**INSTRUCTION**
Reproduce the records that follow in full, excluding any picture they contain.

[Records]
□ □ □ □ □ □ □
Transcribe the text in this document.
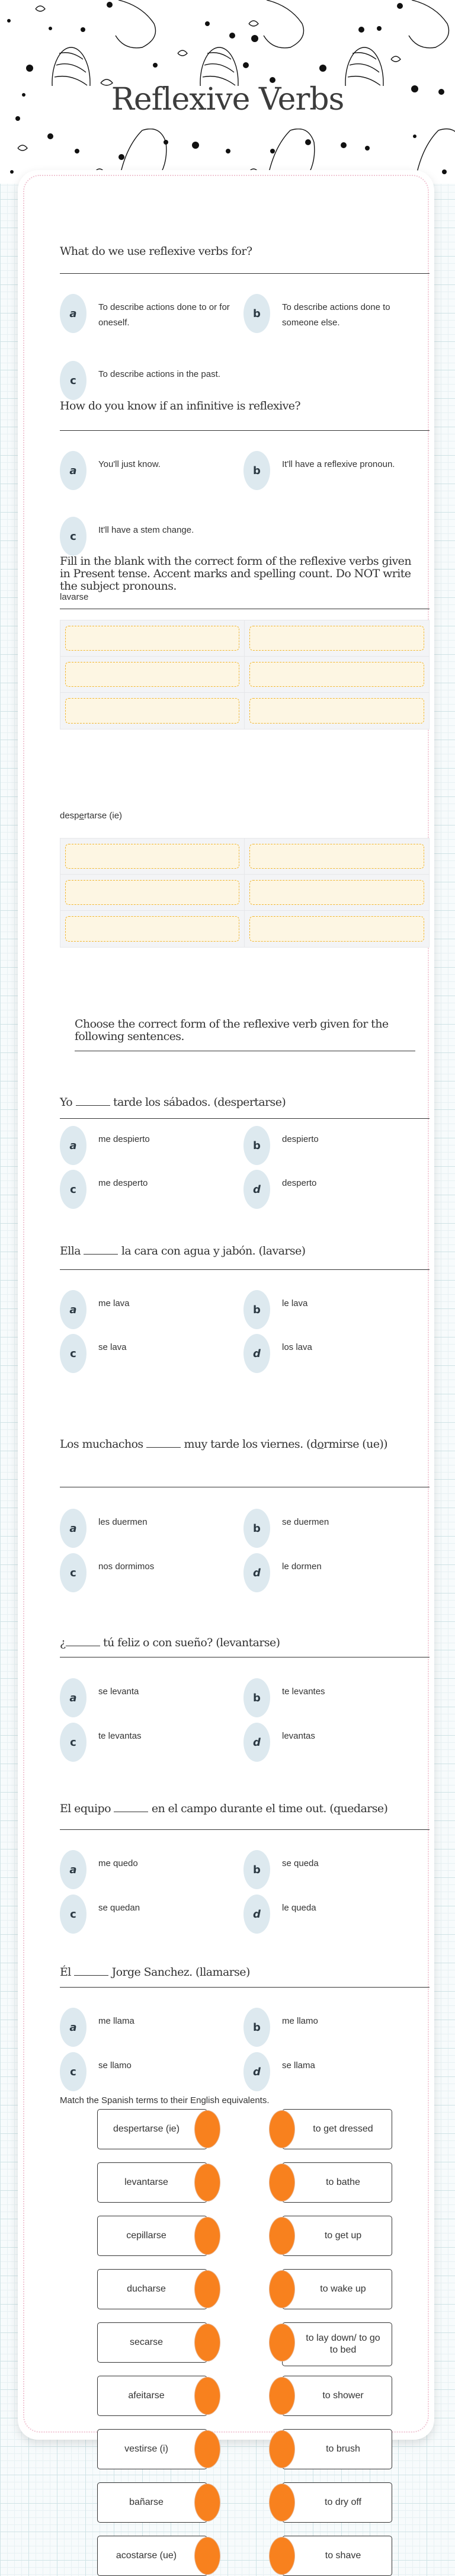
Reflexive Verbs
What do we use reflexive verbs for?
a	To describe actions done to or for oneself.
b	To describe actions done to someone else.
c	To describe actions in the past.
How do you know if an infinitive is reflexive?
a	You'll just know.	b	It'll have a reflexive pronoun.
c	It'll have a stem change.
Fill in the blank with the correct form of the reflexive verbs given in Present tense. Accent marks and spelling count. Do NOT write the subject pronouns.
lavarse
despertarse (ie)
Choose the correct form of the reflexive verb given for the following sentences.
Yo	tarde los sábados. (despertarse)
a	me despierto	b	despierto
c	me desperto	d	desperto
Ella	la cara con agua y jabón. (lavarse)
a	me lava	b	le lava
c	se lava	d	los lava
Los muchachos	muy tarde los viernes. (dormirse (ue))
a	les duermen	b	se duermen
c	nos dormimos	d	le dormen
¿	tú feliz o con sueño? (levantarse)
a	se levanta	b	te levantes
c	te levantas	d	levantas
El equipo	en el campo durante el time out. (quedarse)
a	me quedo	b	se queda
c	se quedan	d	le queda
Él	Jorge Sanchez. (llamarse)
a	me llama	b	me llamo
c	se llamo	d	se llama
Match the Spanish terms to their English equivalents.
despertarse (ie)	to get dressed
levantarse	to bathe
cepillarse	to get up
ducharse	to wake up
secarse	to lay down/ to go to bed
afeitarse	to shower
vestirse (i)	to brush
bañarse	to dry off
acostarse (ue)	to shave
□ □ □ □ □ □ □
**SOLUTION FOR THIS TASK**
Transcribe the text in this document.
Reflexive Verbs
What do we use reflexive verbs for?
a	To describe actions done to or for oneself.
b	To describe actions done to someone else.
c	To describe actions in the past.
How do you know if an infinitive is reflexive?
a	You'll just know.	b	It'll have a reflexive pronoun.
c	It'll have a stem change.
Fill in the blank with the correct form of the reflexive verbs given in Present tense. Accent marks and spelling count. Do NOT write the subject pronouns.
lavarse
despertarse (ie)
Choose the correct form of the reflexive verb given for the following sentences.
Yo	tarde los sábados. (despertarse)
a	me despierto	b	despierto
c	me desperto	d	desperto
Ella	la cara con agua y jabón. (lavarse)
a	me lava	b	le lava
c	se lava	d	los lava
Los muchachos	muy tarde los viernes. (dormirse (ue))
a	les duermen	b	se duermen
c	nos dormimos	d	le dormen
¿	tú feliz o con sueño? (levantarse)
a	se levanta	b	te levantes
c	te levantas	d	levantas
El equipo	en el campo durante el time out. (quedarse)
a	me quedo	b	se queda
c	se quedan	d	le queda
Él	Jorge Sanchez. (llamarse)
a	me llama	b	me llamo
c	se llamo	d	se llama
Match the Spanish terms to their English equivalents.
despertarse (ie)	to get dressed
levantarse	to bathe
cepillarse	to get up
ducharse	to wake up
secarse	to lay down/ to go to bed
afeitarse	to shower
vestirse (i)	to brush
bañarse	to dry off
acostarse (ue)	to shave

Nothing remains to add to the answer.